Drop the pictures from the entries below, then reproduce the rest exactly.

Input data =
= = =

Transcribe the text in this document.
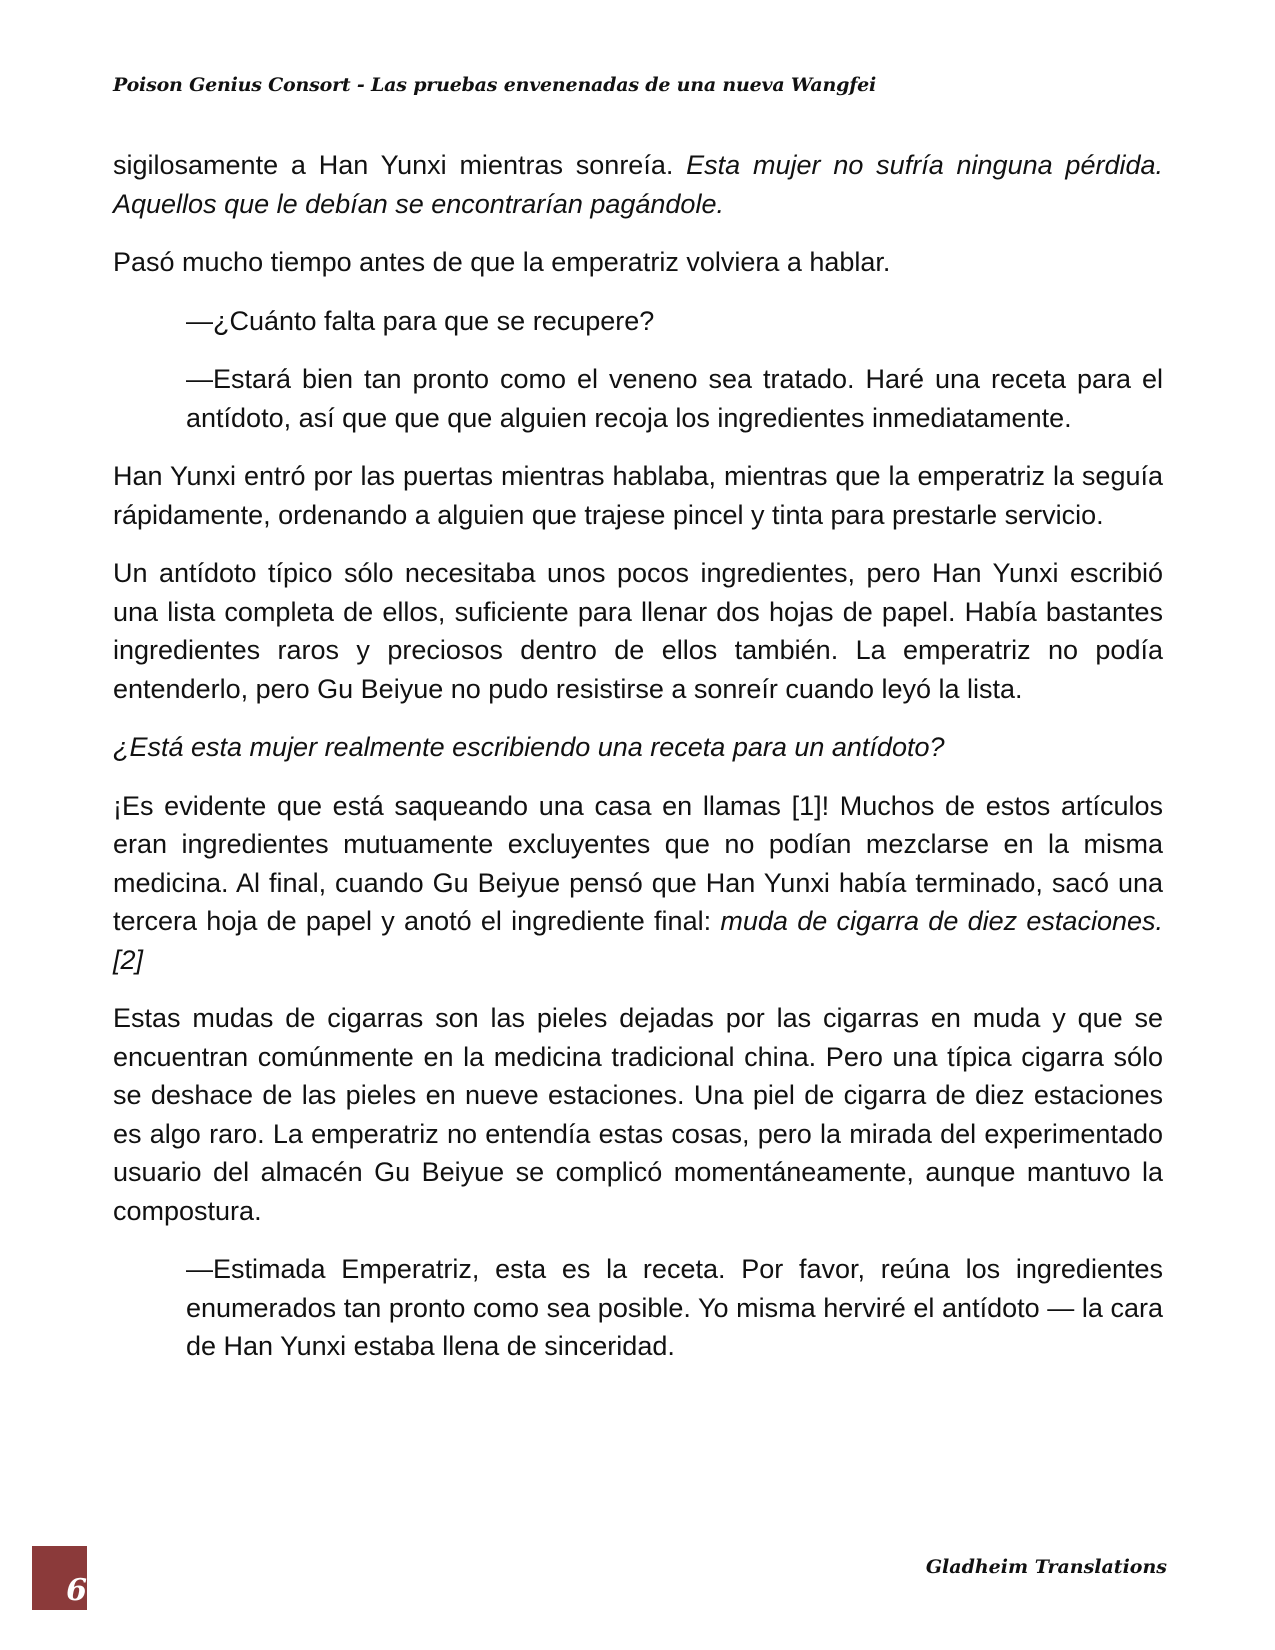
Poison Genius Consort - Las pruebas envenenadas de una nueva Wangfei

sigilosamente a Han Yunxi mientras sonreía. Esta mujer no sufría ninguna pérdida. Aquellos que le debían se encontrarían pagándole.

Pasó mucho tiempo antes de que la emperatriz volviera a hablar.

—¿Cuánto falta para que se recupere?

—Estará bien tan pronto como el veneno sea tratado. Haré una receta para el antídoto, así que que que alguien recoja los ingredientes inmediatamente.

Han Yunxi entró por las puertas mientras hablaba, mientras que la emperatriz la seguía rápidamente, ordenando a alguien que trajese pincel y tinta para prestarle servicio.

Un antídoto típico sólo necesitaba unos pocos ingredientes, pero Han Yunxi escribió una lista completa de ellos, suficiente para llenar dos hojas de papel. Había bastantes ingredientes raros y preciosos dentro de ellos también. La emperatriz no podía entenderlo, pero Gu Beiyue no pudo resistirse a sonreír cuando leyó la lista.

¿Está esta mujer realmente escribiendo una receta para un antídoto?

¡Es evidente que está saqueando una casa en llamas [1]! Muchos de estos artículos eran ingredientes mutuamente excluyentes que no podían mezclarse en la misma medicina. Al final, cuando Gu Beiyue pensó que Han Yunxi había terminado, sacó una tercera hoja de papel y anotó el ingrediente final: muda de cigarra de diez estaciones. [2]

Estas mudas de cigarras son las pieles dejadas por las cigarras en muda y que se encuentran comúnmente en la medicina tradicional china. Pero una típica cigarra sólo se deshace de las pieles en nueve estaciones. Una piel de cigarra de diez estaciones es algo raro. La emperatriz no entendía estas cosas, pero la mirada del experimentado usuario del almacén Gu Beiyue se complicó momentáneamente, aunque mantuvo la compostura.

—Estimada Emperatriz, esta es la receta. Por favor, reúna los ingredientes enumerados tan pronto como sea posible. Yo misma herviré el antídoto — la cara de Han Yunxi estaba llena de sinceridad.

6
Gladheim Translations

= = =

Answer =
Transcribe the text in this document.
Poison Genius Consort - Las pruebas envenenadas de una nueva Wangfei

sigilosamente a Han Yunxi mientras sonreía. Esta mujer no sufría ninguna pérdida. Aquellos que le debían se encontrarían pagándole.

Pasó mucho tiempo antes de que la emperatriz volviera a hablar.

—¿Cuánto falta para que se recupere?

—Estará bien tan pronto como el veneno sea tratado. Haré una receta para el antídoto, así que que que alguien recoja los ingredientes inmediatamente.

Han Yunxi entró por las puertas mientras hablaba, mientras que la emperatriz la seguía rápidamente, ordenando a alguien que trajese pincel y tinta para prestarle servicio.

Un antídoto típico sólo necesitaba unos pocos ingredientes, pero Han Yunxi escribió una lista completa de ellos, suficiente para llenar dos hojas de papel. Había bastantes ingredientes raros y preciosos dentro de ellos también. La emperatriz no podía entenderlo, pero Gu Beiyue no pudo resistirse a sonreír cuando leyó la lista.

¿Está esta mujer realmente escribiendo una receta para un antídoto?

¡Es evidente que está saqueando una casa en llamas [1]! Muchos de estos artículos eran ingredientes mutuamente excluyentes que no podían mezclarse en la misma medicina. Al final, cuando Gu Beiyue pensó que Han Yunxi había terminado, sacó una tercera hoja de papel y anotó el ingrediente final: muda de cigarra de diez estaciones. [2]

Estas mudas de cigarras son las pieles dejadas por las cigarras en muda y que se encuentran comúnmente en la medicina tradicional china. Pero una típica cigarra sólo se deshace de las pieles en nueve estaciones. Una piel de cigarra de diez estaciones es algo raro. La emperatriz no entendía estas cosas, pero la mirada del experimentado usuario del almacén Gu Beiyue se complicó momentáneamente, aunque mantuvo la compostura.

—Estimada Emperatriz, esta es la receta. Por favor, reúna los ingredientes enumerados tan pronto como sea posible. Yo misma herviré el antídoto — la cara de Han Yunxi estaba llena de sinceridad.

6
Gladheim Translations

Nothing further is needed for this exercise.